DATA PROVIDED ▸

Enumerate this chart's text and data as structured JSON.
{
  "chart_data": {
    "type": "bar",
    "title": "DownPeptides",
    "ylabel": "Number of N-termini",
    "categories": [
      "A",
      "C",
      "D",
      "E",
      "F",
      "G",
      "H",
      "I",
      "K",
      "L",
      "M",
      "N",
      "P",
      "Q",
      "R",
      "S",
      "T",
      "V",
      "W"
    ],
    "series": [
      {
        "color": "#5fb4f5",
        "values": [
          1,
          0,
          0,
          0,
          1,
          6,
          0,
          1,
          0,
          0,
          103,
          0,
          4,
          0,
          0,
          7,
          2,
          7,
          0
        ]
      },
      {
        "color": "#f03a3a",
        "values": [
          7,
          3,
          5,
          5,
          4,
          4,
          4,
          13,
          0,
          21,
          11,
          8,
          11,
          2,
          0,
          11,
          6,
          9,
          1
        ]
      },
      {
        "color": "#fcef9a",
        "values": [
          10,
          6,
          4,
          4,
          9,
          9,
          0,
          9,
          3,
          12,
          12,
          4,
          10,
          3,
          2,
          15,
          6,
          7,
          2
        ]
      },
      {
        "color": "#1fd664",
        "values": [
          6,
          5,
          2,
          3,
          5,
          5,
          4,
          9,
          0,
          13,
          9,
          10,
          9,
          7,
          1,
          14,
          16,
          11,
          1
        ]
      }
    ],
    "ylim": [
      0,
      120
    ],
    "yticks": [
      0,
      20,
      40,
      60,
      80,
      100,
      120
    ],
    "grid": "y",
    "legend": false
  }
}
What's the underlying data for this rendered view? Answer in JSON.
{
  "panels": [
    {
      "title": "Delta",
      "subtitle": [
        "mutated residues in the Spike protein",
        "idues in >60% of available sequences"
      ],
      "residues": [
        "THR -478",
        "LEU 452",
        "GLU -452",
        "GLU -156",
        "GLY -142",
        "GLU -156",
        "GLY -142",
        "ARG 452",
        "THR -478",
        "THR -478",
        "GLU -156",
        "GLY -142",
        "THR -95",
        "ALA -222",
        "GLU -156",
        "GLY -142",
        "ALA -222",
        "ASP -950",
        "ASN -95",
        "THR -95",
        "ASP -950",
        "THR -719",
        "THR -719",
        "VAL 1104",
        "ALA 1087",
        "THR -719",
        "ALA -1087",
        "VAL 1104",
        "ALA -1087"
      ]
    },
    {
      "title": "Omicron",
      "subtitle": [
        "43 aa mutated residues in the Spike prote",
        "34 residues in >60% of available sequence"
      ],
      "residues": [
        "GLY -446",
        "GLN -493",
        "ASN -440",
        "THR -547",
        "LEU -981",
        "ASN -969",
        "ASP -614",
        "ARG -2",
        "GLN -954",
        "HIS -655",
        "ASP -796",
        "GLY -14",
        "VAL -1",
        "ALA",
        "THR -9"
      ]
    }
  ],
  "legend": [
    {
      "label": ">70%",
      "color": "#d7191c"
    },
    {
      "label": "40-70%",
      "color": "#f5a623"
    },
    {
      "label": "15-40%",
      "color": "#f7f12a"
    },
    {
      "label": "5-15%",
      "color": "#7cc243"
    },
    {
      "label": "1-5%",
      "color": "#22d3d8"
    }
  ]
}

WHAT YOU SHOULD DO ▸ Reproduce every entry above so that each one matches its source exactly.

RESPONSE FOR THIS EXERCISE ▸
Enumerate this chart's text and data as structured JSON.
{
  "chart_data": {
    "type": "bar",
    "title": "DownPeptides",
    "ylabel": "Number of N-termini",
    "categories": [
      "A",
      "C",
      "D",
      "E",
      "F",
      "G",
      "H",
      "I",
      "K",
      "L",
      "M",
      "N",
      "P",
      "Q",
      "R",
      "S",
      "T",
      "V",
      "W"
    ],
    "series": [
      {
        "color": "#5fb4f5",
        "values": [
          1,
          0,
          0,
          0,
          1,
          6,
          0,
          1,
          0,
          0,
          103,
          0,
          4,
          0,
          0,
          7,
          2,
          7,
          0
        ]
      },
      {
        "color": "#f03a3a",
        "values": [
          7,
          3,
          5,
          5,
          4,
          4,
          4,
          13,
          0,
          21,
          11,
          8,
          11,
          2,
          0,
          11,
          6,
          9,
          1
        ]
      },
      {
        "color": "#fcef9a",
        "values": [
          10,
          6,
          4,
          4,
          9,
          9,
          0,
          9,
          3,
          12,
          12,
          4,
          10,
          3,
          2,
          15,
          6,
          7,
          2
        ]
      },
      {
        "color": "#1fd664",
        "values": [
          6,
          5,
          2,
          3,
          5,
          5,
          4,
          9,
          0,
          13,
          9,
          10,
          9,
          7,
          1,
          14,
          16,
          11,
          1
        ]
      }
    ],
    "ylim": [
      0,
      120
    ],
    "yticks": [
      0,
      20,
      40,
      60,
      80,
      100,
      120
    ],
    "grid": "y",
    "legend": false
  }
}
What's the underlying data for this rendered view? Answer in JSON.
{
  "panels": [
    {
      "title": "Delta",
      "subtitle": [
        "mutated residues in the Spike protein",
        "idues in >60% of available sequences"
      ],
      "residues": [
        "THR -478",
        "LEU 452",
        "GLU -452",
        "GLU -156",
        "GLY -142",
        "GLU -156",
        "GLY -142",
        "ARG 452",
        "THR -478",
        "THR -478",
        "GLU -156",
        "GLY -142",
        "THR -95",
        "ALA -222",
        "GLU -156",
        "GLY -142",
        "ALA -222",
        "ASP -950",
        "ASN -95",
        "THR -95",
        "ASP -950",
        "THR -719",
        "THR -719",
        "VAL 1104",
        "ALA 1087",
        "THR -719",
        "ALA -1087",
        "VAL 1104",
        "ALA -1087"
      ]
    },
    {
      "title": "Omicron",
      "subtitle": [
        "43 aa mutated residues in the Spike prote",
        "34 residues in >60% of available sequence"
      ],
      "residues": [
        "GLY -446",
        "GLN -493",
        "ASN -440",
        "THR -547",
        "LEU -981",
        "ASN -969",
        "ASP -614",
        "ARG -2",
        "GLN -954",
        "HIS -655",
        "ASP -796",
        "GLY -14",
        "VAL -1",
        "ALA",
        "THR -9"
      ]
    }
  ],
  "legend": [
    {
      "label": ">70%",
      "color": "#d7191c"
    },
    {
      "label": "40-70%",
      "color": "#f5a623"
    },
    {
      "label": "15-40%",
      "color": "#f7f12a"
    },
    {
      "label": "5-15%",
      "color": "#7cc243"
    },
    {
      "label": "1-5%",
      "color": "#22d3d8"
    }
  ]
}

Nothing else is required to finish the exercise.